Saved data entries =
[Start of section]
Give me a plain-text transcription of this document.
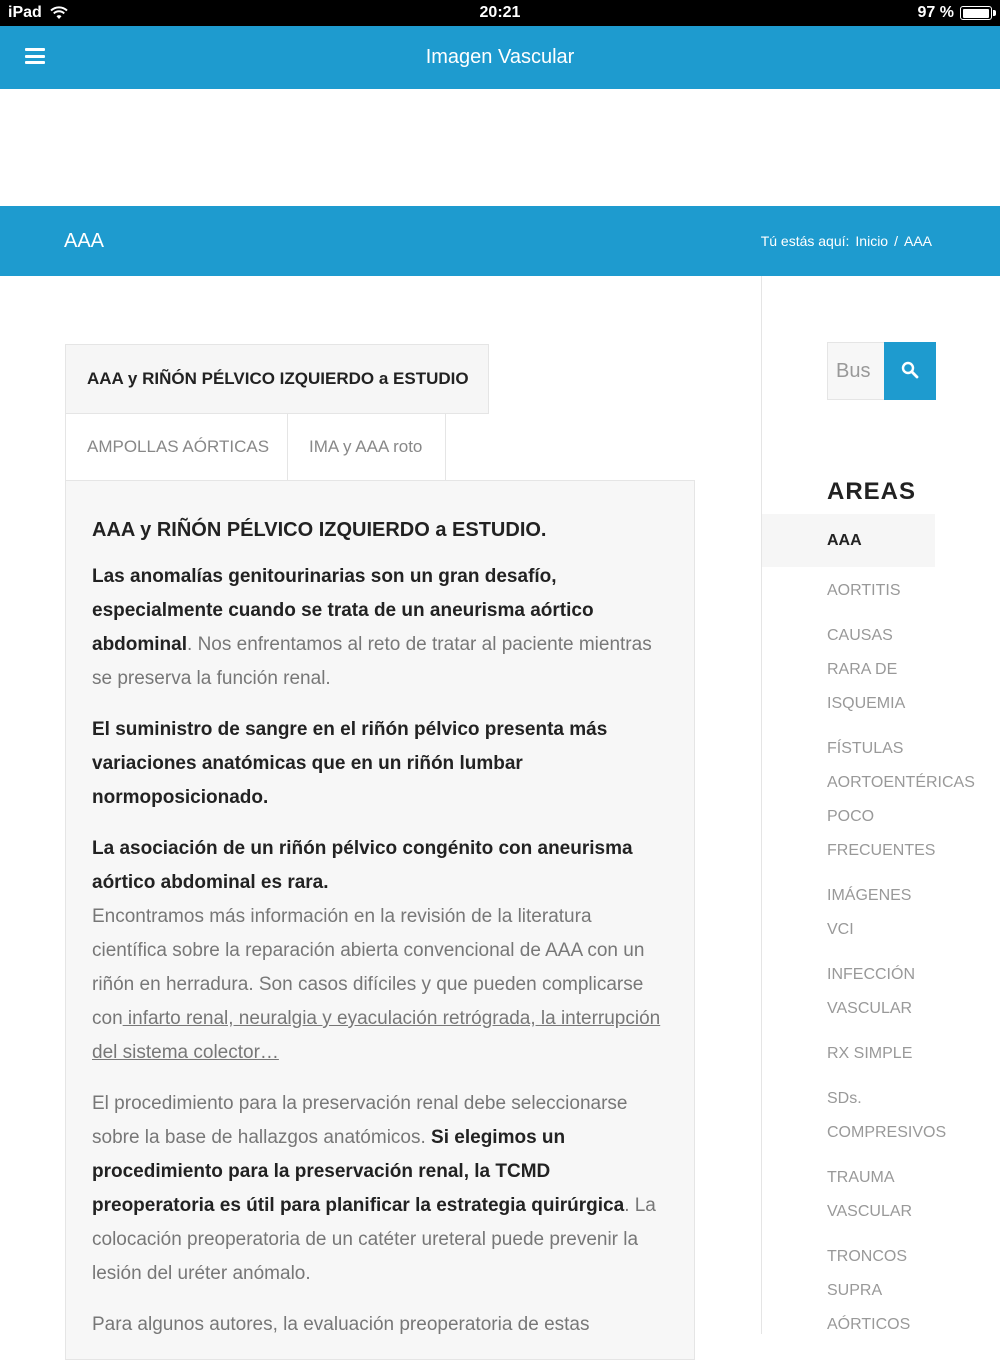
iPad	20:21	97 %
Imagen Vascular
AAA	Tú estás aquí: Inicio / AAA
AAA y RIÑÓN PÉLVICO IZQUIERDO a ESTUDIO
AMPOLLAS AÓRTICAS	IMA y AAA roto
AAA y RIÑÓN PÉLVICO IZQUIERDO a ESTUDIO.

Las anomalías genitourinarias son un gran desafío, especialmente cuando se trata de un aneurisma aórtico abdominal. Nos enfrentamos al reto de tratar al paciente mientras se preserva la función renal.

El suministro de sangre en el riñón pélvico presenta más variaciones anatómicas que en un riñón lumbar normoposicionado.

La asociación de un riñón pélvico congénito con aneurisma aórtico abdominal es rara.

Encontramos más información en la revisión de la literatura científica sobre la reparación abierta convencional de AAA con un riñón en herradura. Son casos difíciles y que pueden complicarse con infarto renal, neuralgia y eyaculación retrógrada, la interrupción del sistema colector…

El procedimiento para la preservación renal debe seleccionarse sobre la base de hallazgos anatómicos. Si elegimos un procedimiento para la preservación renal, la TCMD preoperatoria es útil para planificar la estrategia quirúrgica. La colocación preoperatoria de un catéter ureteral puede prevenir la lesión del uréter anómalo.

Para algunos autores, la evaluación preoperatoria de estas

Bus
AREAS
AAA
AORTITIS
CAUSAS
RARA DE
ISQUEMIA
FÍSTULAS
AORTOENTÉRICAS
POCO
FRECUENTES
IMÁGENES
VCI
INFECCIÓN
VASCULAR
RX SIMPLE
SDs.
COMPRESIVOS
TRAUMA
VASCULAR
TRONCOS
SUPRA
AÓRTICOS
[End of section]
Work item = Every entry must be written out exactly, with all pictures left out.

Written reply =
Give me a plain-text transcription of this document.
iPad	20:21	97 %
Imagen Vascular
AAA	Tú estás aquí: Inicio / AAA
AAA y RIÑÓN PÉLVICO IZQUIERDO a ESTUDIO
AMPOLLAS AÓRTICAS	IMA y AAA roto
AAA y RIÑÓN PÉLVICO IZQUIERDO a ESTUDIO.

Las anomalías genitourinarias son un gran desafío, especialmente cuando se trata de un aneurisma aórtico abdominal. Nos enfrentamos al reto de tratar al paciente mientras se preserva la función renal.

El suministro de sangre en el riñón pélvico presenta más variaciones anatómicas que en un riñón lumbar normoposicionado.

La asociación de un riñón pélvico congénito con aneurisma aórtico abdominal es rara.

Encontramos más información en la revisión de la literatura científica sobre la reparación abierta convencional de AAA con un riñón en herradura. Son casos difíciles y que pueden complicarse con infarto renal, neuralgia y eyaculación retrógrada, la interrupción del sistema colector…

El procedimiento para la preservación renal debe seleccionarse sobre la base de hallazgos anatómicos. Si elegimos un procedimiento para la preservación renal, la TCMD preoperatoria es útil para planificar la estrategia quirúrgica. La colocación preoperatoria de un catéter ureteral puede prevenir la lesión del uréter anómalo.

Para algunos autores, la evaluación preoperatoria de estas

Bus
AREAS
AAA
AORTITIS
CAUSAS
RARA DE
ISQUEMIA
FÍSTULAS
AORTOENTÉRICAS
POCO
FRECUENTES
IMÁGENES
VCI
INFECCIÓN
VASCULAR
RX SIMPLE
SDs.
COMPRESIVOS
TRAUMA
VASCULAR
TRONCOS
SUPRA
AÓRTICOS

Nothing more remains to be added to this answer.